◆ **Entries provided**

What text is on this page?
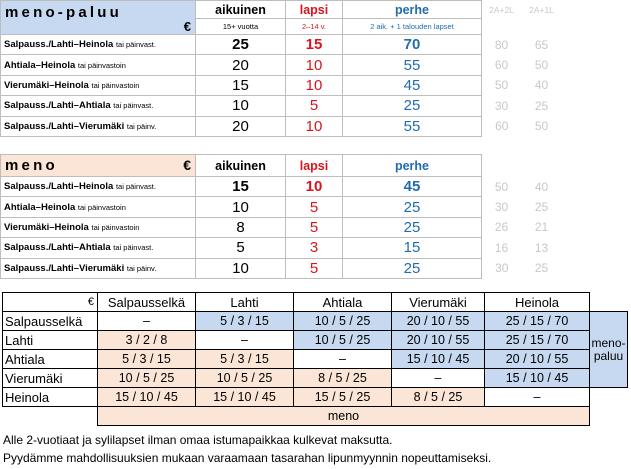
meno-paluu
€	aikuinen	lapsi	perhe	2A+2L	2A+1L
	15+ vuotta	2–14 v.	2 aik. + 1 talouden lapset		
Salpauss./Lahti–Heinola tai päinvast.	25	15	70	80	65
Ahtiala–Heinola tai päinvastoin	20	10	55	60	50
Vierumäki–Heinola tai päinvastoin	15	10	45	50	40
Salpauss./Lahti–Ahtiala tai päinvast.	10	5	25	30	25
Salpauss./Lahti–Vierumäki tai päinv.	20	10	55	60	50
meno €	aikuinen	lapsi	perhe		
Salpauss./Lahti–Heinola tai päinvast.	15	10	45	50	40
Ahtiala–Heinola tai päinvastoin	10	5	25	30	25
Vierumäki–Heinola tai päinvastoin	8	5	25	26	21
Salpauss./Lahti–Ahtiala tai päinvast.	5	3	15	16	13
Salpauss./Lahti–Vierumäki tai päinv.	10	5	25	30	25
€	Salpausselkä	Lahti	Ahtiala	Vierumäki	Heinola	
Salpausselkä	–	5 / 3 / 15	10 / 5 / 25	20 / 10 / 55	25 / 15 / 70	meno-
paluu

Lahti	3 / 2 / 8	–	10 / 5 / 25	20 / 10 / 55	25 / 15 / 70	
Ahtiala	5 / 3 / 15	5 / 3 / 15	–	15 / 10 / 45	20 / 10 / 55	
Vierumäki	10 / 5 / 25	10 / 5 / 25	8 / 5 / 25	–	15 / 10 / 45	
Heinola	15 / 10 / 45	15 / 10 / 45	15 / 5 / 25	8 / 5 / 25	–	
	meno					
Alle 2-vuotiaat ja sylilapset ilman omaa istumapaikkaa kulkevat maksutta.
Pyydämme mahdollisuuksien mukaan varaamaan tasarahan lipunmyynnin nopeuttamiseksi.
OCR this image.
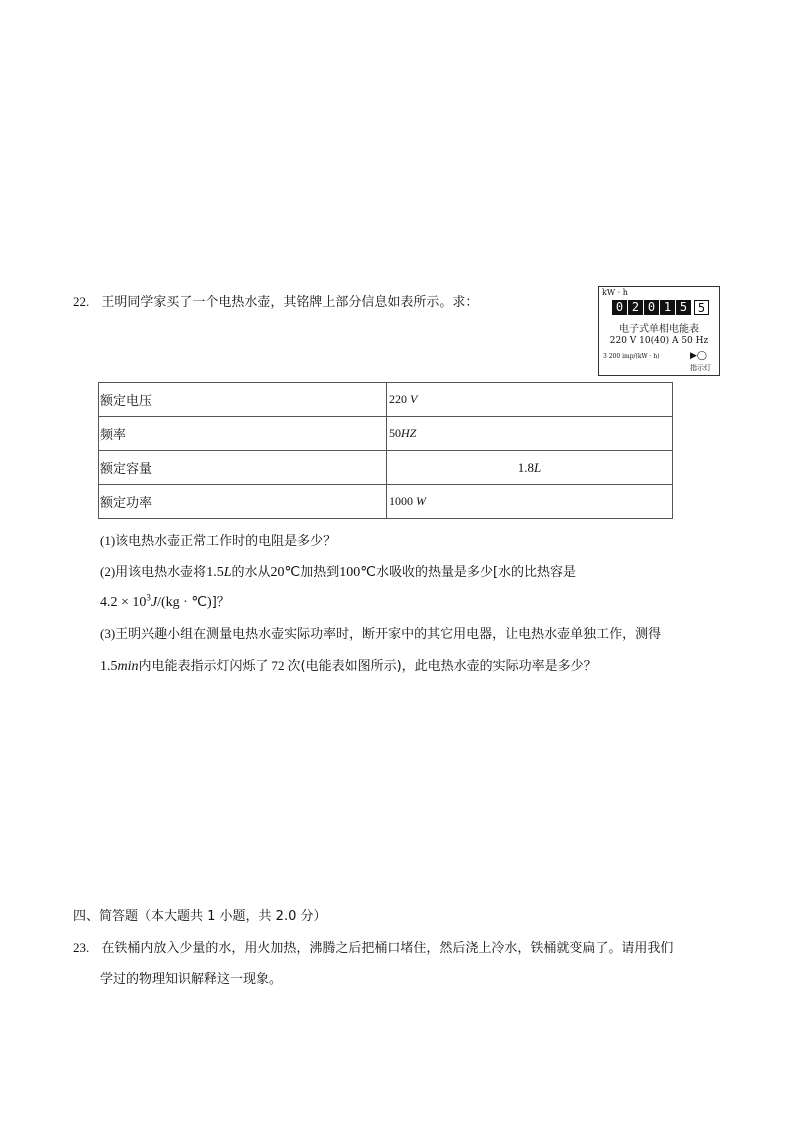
22. 王明同学家买了一个电热水壶，其铭牌上部分信息如表所示。求：
kW · h
0 2 0 1 5 5
电子式单相电能表
220 V 10(40) A 50 Hz
3 200 imp/(kW · h)	▶◯
指示灯
额定电压	220 V
频率	50HZ
额定容量	1.8L
额定功率	1000 W
(1)该电热水壶正常工作时的电阻是多少？
(2)用该电热水壶将1.5L的水从20℃加热到100℃水吸收的热量是多少[水的比热容是
$4.2 \times 10^3J/(kg$ · ℃)]？
(3)王明兴趣小组在测量电热水壶实际功率时，断开家中的其它用电器，让电热水壶单独工作，测得
1.5min内电能表指示灯闪烁了 72 次(电能表如图所示)，此电热水壶的实际功率是多少？
四、简答题（本大题共 1 小题，共 2.0 分）
23. 在铁桶内放入少量的水，用火加热，沸腾之后把桶口堵住，然后浇上冷水，铁桶就变扁了。请用我们
学过的物理知识解释这一现象。
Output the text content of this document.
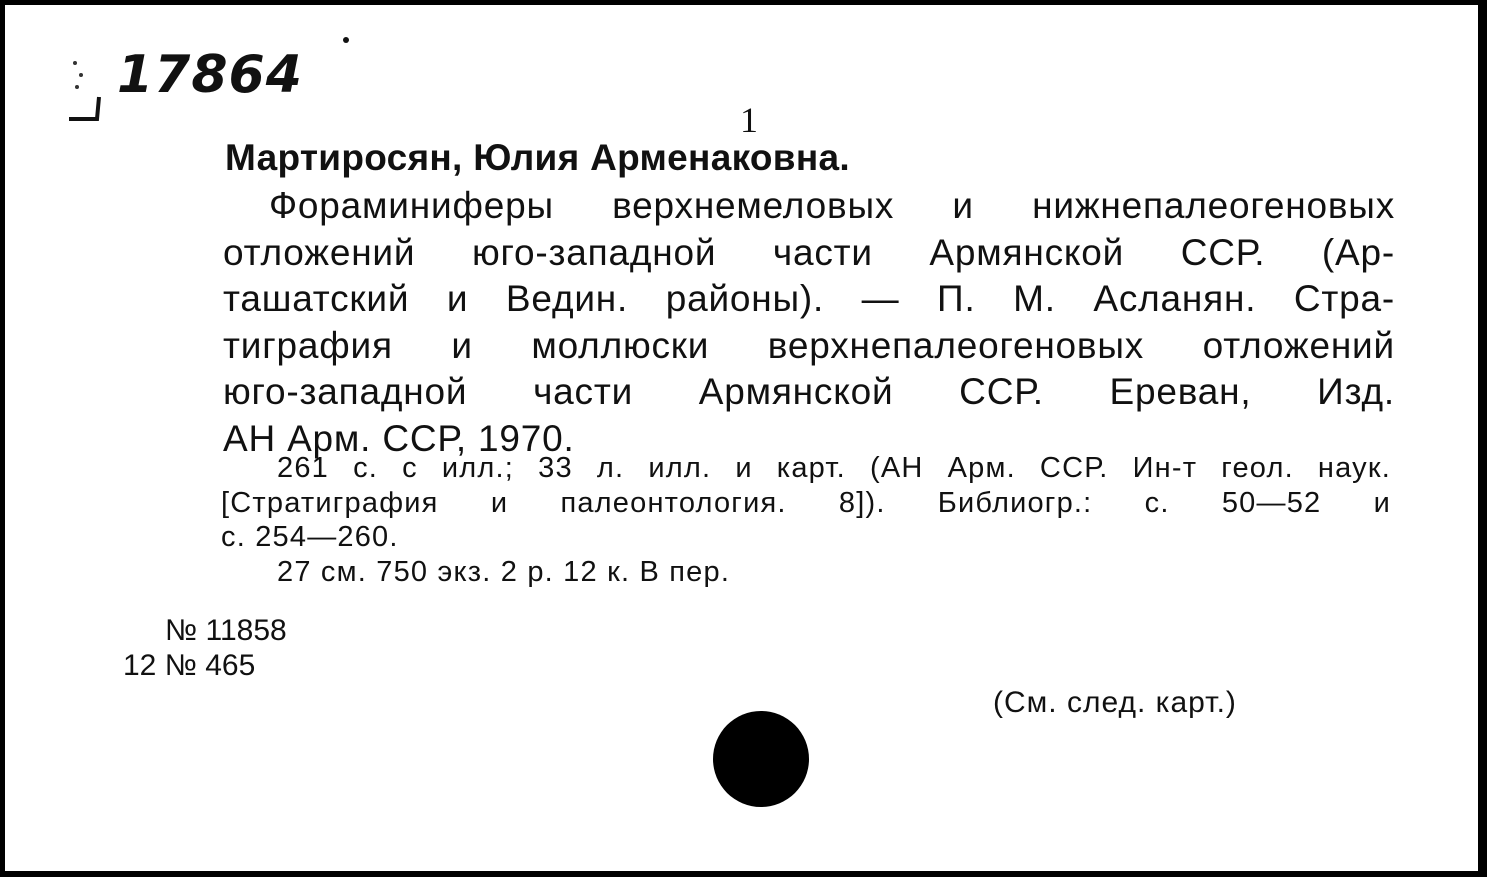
17864
1
Мартиросян, Юлия Арменаковна.
Фораминиферы верхнемеловых и нижнепалеогеновых
отложений юго-западной части Армянской ССР. (Ар-
ташатский и Ведин. районы). — П. М. Асланян. Стра-
тиграфия и моллюски верхнепалеогеновых отложений
юго-западной части Армянской ССР. Ереван, Изд.
АН Арм. ССР, 1970.
261 с. с илл.; 33 л. илл. и карт. (АН Арм. ССР. Ин-т геол. наук.
[Стратиграфия и палеонтология. 8]). Библиогр.: с. 50—52 и
с. 254—260.
27 см. 750 экз. 2 р. 12 к. В пер.
№ 11858
12 № 465
(См. след. карт.)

◆ **Your instructions**
Select and copy every line of the material that holds the string "perhe".

◆ **The completed task**
€	aikuinen	lapsi	perhe	2A+2L	2A+1L
meno €	aikuinen	lapsi	perhe		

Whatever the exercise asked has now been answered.